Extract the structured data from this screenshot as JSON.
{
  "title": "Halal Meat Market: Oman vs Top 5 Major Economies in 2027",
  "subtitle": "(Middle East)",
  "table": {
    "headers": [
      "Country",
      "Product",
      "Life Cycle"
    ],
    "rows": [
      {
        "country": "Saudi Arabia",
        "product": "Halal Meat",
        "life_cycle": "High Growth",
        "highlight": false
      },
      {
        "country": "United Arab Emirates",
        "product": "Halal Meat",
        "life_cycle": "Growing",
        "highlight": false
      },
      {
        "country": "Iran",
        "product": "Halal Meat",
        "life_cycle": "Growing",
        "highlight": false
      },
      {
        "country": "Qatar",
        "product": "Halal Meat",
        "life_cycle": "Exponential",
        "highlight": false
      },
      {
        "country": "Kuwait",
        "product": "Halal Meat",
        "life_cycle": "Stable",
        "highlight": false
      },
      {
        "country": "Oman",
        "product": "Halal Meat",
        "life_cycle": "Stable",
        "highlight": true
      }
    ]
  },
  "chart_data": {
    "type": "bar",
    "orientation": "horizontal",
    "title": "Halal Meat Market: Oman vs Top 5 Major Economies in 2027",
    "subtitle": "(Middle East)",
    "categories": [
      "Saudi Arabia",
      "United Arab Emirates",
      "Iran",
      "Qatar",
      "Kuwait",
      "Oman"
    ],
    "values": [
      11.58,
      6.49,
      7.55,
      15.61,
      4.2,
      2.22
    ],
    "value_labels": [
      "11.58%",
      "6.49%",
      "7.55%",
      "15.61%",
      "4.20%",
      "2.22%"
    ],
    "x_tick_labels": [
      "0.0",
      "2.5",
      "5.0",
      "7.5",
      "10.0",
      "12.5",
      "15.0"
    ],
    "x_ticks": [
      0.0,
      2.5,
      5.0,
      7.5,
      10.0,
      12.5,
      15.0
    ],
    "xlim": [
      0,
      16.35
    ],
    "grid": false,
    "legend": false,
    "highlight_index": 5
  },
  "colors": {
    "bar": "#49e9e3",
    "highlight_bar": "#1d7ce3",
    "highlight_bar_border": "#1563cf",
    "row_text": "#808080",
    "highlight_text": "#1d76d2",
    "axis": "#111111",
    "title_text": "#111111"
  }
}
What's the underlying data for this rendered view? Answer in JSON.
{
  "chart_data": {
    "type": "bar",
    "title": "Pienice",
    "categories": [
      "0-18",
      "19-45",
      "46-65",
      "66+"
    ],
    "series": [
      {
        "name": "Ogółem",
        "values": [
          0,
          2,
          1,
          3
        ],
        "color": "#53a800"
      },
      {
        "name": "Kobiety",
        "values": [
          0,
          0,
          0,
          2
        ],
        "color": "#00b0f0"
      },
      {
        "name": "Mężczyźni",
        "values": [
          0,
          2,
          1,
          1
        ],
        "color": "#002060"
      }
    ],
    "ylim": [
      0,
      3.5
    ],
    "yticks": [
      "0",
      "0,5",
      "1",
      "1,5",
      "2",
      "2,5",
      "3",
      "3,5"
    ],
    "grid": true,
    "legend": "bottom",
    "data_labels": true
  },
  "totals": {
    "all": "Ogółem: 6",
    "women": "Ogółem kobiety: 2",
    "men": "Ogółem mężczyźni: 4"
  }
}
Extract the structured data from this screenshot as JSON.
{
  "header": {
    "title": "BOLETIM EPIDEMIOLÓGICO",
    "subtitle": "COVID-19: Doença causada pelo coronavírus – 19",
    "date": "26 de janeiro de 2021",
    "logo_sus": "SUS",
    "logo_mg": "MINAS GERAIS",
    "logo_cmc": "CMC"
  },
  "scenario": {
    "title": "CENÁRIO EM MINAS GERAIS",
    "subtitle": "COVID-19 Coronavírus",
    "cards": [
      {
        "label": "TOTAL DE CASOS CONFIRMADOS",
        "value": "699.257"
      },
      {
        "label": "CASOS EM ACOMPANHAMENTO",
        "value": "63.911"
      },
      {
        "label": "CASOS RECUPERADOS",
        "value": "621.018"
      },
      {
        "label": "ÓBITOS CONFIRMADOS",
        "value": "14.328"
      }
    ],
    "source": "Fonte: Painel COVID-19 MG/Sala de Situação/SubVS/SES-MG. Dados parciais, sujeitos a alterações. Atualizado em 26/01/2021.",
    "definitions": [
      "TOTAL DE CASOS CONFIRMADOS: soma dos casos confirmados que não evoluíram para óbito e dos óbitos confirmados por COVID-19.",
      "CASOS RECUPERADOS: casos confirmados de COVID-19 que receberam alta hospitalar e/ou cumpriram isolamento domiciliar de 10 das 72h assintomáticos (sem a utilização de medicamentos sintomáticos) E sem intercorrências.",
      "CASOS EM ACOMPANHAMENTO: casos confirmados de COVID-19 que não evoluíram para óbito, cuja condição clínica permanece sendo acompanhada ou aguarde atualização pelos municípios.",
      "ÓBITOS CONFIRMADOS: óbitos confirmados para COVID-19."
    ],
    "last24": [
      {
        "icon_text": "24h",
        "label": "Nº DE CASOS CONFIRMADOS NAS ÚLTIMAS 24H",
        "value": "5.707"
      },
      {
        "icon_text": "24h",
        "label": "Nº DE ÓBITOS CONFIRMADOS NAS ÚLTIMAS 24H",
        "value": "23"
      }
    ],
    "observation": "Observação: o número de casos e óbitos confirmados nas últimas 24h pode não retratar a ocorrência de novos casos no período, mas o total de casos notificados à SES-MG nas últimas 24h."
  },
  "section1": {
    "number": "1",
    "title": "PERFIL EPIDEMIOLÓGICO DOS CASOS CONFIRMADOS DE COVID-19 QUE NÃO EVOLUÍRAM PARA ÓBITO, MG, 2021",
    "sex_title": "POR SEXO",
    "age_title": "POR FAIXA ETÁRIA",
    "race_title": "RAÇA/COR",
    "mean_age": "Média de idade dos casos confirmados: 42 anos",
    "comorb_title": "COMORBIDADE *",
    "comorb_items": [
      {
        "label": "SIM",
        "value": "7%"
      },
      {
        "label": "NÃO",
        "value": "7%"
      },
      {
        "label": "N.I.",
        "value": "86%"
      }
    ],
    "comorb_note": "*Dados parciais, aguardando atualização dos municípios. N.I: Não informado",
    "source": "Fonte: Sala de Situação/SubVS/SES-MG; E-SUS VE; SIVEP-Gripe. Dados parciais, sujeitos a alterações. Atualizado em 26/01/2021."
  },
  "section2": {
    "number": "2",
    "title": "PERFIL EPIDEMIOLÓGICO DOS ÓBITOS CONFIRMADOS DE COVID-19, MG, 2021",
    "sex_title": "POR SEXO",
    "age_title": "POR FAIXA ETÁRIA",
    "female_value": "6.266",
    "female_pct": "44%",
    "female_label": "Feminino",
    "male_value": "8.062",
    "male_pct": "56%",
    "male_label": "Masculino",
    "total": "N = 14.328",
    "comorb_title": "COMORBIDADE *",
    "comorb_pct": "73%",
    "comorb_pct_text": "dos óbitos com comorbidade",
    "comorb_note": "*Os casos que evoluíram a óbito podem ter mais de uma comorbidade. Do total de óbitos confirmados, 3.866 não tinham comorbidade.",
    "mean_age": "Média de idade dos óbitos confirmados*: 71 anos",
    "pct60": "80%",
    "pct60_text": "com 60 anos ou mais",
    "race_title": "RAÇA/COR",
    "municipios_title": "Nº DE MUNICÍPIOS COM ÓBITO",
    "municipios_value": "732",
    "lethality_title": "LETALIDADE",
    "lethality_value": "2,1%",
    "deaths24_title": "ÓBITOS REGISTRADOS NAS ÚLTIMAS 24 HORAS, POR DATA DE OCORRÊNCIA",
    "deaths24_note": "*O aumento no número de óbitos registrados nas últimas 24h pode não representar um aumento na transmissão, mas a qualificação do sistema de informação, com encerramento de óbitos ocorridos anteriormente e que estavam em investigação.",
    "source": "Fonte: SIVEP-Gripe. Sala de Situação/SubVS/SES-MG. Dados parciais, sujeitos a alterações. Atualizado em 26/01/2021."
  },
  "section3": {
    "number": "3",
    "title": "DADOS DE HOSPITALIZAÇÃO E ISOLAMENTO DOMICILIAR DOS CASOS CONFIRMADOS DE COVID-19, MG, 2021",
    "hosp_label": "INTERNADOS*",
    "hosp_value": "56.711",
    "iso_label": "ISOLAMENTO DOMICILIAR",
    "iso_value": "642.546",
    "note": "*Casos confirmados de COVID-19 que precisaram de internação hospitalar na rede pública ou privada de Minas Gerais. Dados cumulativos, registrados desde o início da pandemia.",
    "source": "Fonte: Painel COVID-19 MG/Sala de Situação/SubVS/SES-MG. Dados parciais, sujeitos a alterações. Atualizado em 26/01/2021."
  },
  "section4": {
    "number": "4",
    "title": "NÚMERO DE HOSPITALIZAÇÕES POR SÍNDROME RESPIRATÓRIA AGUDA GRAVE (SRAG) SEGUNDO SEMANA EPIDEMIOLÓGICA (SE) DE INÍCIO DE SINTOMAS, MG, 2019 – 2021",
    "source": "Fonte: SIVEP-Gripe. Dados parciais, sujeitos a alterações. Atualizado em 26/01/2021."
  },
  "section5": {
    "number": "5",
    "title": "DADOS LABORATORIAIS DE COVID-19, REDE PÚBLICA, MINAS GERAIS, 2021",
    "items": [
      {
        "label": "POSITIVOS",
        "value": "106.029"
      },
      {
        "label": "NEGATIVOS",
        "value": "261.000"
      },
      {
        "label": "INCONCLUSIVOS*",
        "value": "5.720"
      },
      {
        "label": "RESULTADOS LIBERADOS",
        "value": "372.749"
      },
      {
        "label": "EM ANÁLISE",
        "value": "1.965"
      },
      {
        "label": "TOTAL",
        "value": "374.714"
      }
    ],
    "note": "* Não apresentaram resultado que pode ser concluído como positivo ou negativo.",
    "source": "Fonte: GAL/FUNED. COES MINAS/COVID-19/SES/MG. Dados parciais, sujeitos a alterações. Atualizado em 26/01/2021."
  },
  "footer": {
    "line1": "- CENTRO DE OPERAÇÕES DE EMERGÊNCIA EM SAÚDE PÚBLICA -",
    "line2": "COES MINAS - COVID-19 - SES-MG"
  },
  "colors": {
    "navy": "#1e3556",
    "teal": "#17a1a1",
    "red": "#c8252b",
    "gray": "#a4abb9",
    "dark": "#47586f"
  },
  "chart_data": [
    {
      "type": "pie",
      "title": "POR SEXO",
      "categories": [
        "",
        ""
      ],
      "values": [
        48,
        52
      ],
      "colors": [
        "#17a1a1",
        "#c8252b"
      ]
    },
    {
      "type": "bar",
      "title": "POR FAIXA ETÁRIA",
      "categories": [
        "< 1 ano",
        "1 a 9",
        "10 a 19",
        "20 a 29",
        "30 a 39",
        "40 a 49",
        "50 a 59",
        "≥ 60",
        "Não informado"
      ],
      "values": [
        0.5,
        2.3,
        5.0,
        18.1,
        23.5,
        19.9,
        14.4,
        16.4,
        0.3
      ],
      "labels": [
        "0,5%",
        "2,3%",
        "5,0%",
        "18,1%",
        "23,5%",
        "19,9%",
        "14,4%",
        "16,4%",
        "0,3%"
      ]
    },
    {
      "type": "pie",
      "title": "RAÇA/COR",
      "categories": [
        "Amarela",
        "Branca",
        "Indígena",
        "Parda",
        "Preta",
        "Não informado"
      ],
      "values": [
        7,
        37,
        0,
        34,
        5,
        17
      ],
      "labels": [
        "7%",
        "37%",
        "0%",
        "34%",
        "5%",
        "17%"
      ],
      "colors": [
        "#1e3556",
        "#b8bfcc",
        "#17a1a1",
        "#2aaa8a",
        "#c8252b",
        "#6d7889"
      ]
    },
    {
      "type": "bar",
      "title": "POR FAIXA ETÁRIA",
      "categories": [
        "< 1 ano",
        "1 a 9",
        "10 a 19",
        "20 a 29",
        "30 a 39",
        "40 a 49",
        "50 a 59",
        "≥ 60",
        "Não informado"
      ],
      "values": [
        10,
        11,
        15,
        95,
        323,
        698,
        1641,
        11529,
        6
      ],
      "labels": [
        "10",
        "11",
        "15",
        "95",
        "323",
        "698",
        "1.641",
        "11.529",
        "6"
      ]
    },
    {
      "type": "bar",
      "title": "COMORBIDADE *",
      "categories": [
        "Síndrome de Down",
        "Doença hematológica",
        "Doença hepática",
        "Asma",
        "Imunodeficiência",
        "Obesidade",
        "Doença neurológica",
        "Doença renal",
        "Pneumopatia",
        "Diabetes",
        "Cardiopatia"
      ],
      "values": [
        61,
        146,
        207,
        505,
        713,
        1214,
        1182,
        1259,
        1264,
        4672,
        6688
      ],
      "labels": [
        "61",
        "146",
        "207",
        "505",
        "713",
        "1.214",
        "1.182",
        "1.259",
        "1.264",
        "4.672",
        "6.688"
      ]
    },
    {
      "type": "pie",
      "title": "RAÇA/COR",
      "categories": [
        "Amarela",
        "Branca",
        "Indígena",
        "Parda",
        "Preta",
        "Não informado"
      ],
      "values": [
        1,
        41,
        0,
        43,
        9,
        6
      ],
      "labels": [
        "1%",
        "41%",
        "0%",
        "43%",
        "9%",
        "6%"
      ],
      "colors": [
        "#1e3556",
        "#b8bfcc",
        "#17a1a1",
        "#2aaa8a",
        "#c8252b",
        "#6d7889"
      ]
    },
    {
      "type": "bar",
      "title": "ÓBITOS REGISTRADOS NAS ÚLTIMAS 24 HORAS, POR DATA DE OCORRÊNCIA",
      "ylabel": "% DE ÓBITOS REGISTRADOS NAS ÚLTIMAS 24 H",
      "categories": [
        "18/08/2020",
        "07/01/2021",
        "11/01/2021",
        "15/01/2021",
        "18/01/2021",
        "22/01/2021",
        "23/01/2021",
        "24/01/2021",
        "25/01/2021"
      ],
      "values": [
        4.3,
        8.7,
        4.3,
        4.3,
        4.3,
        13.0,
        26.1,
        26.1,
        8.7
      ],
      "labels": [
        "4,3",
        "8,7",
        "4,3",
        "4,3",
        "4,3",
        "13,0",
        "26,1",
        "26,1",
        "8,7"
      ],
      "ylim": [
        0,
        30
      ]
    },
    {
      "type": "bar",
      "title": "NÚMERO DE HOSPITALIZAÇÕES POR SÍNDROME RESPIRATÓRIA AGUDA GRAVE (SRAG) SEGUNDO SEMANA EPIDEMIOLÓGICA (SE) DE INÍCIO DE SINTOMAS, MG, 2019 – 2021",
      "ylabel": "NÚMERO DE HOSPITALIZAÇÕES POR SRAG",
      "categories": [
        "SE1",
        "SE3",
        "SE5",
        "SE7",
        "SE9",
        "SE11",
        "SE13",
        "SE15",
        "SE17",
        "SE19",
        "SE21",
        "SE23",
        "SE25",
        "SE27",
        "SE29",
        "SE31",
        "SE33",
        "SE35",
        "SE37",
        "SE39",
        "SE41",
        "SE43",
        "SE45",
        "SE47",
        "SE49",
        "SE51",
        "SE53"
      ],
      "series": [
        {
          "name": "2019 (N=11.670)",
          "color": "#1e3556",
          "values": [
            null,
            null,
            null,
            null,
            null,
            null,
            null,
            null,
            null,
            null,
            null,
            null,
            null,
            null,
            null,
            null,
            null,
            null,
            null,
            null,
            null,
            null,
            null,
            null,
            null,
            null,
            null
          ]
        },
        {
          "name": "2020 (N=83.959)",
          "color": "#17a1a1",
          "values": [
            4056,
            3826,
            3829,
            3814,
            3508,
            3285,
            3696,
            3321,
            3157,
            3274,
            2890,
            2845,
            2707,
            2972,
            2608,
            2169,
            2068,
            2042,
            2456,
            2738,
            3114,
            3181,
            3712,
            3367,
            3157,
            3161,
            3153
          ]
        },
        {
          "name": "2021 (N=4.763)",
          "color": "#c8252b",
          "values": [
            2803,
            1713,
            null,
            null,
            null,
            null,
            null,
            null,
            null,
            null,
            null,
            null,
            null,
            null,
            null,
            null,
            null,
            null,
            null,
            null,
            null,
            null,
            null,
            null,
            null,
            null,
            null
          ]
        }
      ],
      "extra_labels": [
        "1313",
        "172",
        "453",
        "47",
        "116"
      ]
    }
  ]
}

What the exercise asks: Which lines of the data above contain "Middle"? Copy each one.

Correct response:
  "subtitle": "(Middle East)",
    "subtitle": "(Middle East)",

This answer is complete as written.